─── THE DATA
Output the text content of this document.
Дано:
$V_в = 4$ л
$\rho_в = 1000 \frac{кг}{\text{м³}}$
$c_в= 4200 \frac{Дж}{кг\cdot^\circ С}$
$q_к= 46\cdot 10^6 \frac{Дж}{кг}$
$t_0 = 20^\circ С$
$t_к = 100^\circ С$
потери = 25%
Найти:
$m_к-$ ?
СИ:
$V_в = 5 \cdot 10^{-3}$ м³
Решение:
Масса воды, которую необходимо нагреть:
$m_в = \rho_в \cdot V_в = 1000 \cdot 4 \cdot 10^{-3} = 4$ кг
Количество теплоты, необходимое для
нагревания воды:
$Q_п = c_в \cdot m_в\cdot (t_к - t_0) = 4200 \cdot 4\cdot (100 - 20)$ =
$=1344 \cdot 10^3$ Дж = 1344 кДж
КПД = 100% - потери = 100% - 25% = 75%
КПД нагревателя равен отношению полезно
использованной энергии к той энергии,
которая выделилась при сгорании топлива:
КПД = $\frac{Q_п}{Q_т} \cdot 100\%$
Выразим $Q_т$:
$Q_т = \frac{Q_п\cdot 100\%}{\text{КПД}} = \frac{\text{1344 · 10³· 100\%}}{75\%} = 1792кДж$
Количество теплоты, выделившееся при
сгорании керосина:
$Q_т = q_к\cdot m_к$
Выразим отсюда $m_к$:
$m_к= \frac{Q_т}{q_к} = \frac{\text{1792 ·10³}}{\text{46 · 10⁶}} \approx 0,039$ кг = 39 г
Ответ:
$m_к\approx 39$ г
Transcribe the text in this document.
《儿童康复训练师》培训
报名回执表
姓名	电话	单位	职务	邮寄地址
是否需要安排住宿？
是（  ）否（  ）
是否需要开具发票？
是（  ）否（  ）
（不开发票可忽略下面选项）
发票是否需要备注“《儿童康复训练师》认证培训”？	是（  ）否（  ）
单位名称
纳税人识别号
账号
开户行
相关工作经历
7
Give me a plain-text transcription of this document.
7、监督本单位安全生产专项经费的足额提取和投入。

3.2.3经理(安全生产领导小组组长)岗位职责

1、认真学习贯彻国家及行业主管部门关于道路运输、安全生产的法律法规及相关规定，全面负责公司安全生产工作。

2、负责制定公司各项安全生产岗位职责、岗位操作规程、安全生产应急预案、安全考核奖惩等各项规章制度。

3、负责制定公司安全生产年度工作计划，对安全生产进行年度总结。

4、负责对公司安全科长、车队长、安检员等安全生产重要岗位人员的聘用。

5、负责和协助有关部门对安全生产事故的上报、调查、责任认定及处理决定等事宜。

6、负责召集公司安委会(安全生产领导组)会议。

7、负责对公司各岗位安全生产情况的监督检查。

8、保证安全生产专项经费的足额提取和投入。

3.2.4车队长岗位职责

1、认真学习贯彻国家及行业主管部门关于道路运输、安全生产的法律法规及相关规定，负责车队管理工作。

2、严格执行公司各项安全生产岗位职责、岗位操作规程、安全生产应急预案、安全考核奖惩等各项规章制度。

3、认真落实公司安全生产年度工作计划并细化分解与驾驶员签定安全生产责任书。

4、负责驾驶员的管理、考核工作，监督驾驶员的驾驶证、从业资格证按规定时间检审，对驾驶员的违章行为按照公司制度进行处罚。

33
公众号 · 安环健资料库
──────
## EXERCISE AIM
All entries shown above should be printed again exactly.

## OUTPUT FOR THIS EXERCISE
Output the text content of this document.
Дано:
$V_в = 4$ л
$\rho_в = 1000 \frac{кг}{\text{м³}}$
$c_в= 4200 \frac{Дж}{кг\cdot^\circ С}$
$q_к= 46\cdot 10^6 \frac{Дж}{кг}$
$t_0 = 20^\circ С$
$t_к = 100^\circ С$
потери = 25%
Найти:
$m_к-$ ?
СИ:
$V_в = 5 \cdot 10^{-3}$ м³
Решение:
Масса воды, которую необходимо нагреть:
$m_в = \rho_в \cdot V_в = 1000 \cdot 4 \cdot 10^{-3} = 4$ кг
Количество теплоты, необходимое для
нагревания воды:
$Q_п = c_в \cdot m_в\cdot (t_к - t_0) = 4200 \cdot 4\cdot (100 - 20)$ =
$=1344 \cdot 10^3$ Дж = 1344 кДж
КПД = 100% - потери = 100% - 25% = 75%
КПД нагревателя равен отношению полезно
использованной энергии к той энергии,
которая выделилась при сгорании топлива:
КПД = $\frac{Q_п}{Q_т} \cdot 100\%$
Выразим $Q_т$:
$Q_т = \frac{Q_п\cdot 100\%}{\text{КПД}} = \frac{\text{1344 · 10³· 100\%}}{75\%} = 1792кДж$
Количество теплоты, выделившееся при
сгорании керосина:
$Q_т = q_к\cdot m_к$
Выразим отсюда $m_к$:
$m_к= \frac{Q_т}{q_к} = \frac{\text{1792 ·10³}}{\text{46 · 10⁶}} \approx 0,039$ кг = 39 г
Ответ:
$m_к\approx 39$ г
Transcribe the text in this document.
《儿童康复训练师》培训
报名回执表
姓名	电话	单位	职务	邮寄地址
是否需要安排住宿？
是（  ）否（  ）
是否需要开具发票？
是（  ）否（  ）
（不开发票可忽略下面选项）
发票是否需要备注“《儿童康复训练师》认证培训”？	是（  ）否（  ）
单位名称
纳税人识别号
账号
开户行
相关工作经历
7
Give me a plain-text transcription of this document.
7、监督本单位安全生产专项经费的足额提取和投入。

3.2.3经理(安全生产领导小组组长)岗位职责

1、认真学习贯彻国家及行业主管部门关于道路运输、安全生产的法律法规及相关规定，全面负责公司安全生产工作。

2、负责制定公司各项安全生产岗位职责、岗位操作规程、安全生产应急预案、安全考核奖惩等各项规章制度。

3、负责制定公司安全生产年度工作计划，对安全生产进行年度总结。

4、负责对公司安全科长、车队长、安检员等安全生产重要岗位人员的聘用。

5、负责和协助有关部门对安全生产事故的上报、调查、责任认定及处理决定等事宜。

6、负责召集公司安委会(安全生产领导组)会议。

7、负责对公司各岗位安全生产情况的监督检查。

8、保证安全生产专项经费的足额提取和投入。

3.2.4车队长岗位职责

1、认真学习贯彻国家及行业主管部门关于道路运输、安全生产的法律法规及相关规定，负责车队管理工作。

2、严格执行公司各项安全生产岗位职责、岗位操作规程、安全生产应急预案、安全考核奖惩等各项规章制度。

3、认真落实公司安全生产年度工作计划并细化分解与驾驶员签定安全生产责任书。

4、负责驾驶员的管理、考核工作，监督驾驶员的驾驶证、从业资格证按规定时间检审，对驾驶员的违章行为按照公司制度进行处罚。

33
公众号 · 安环健资料库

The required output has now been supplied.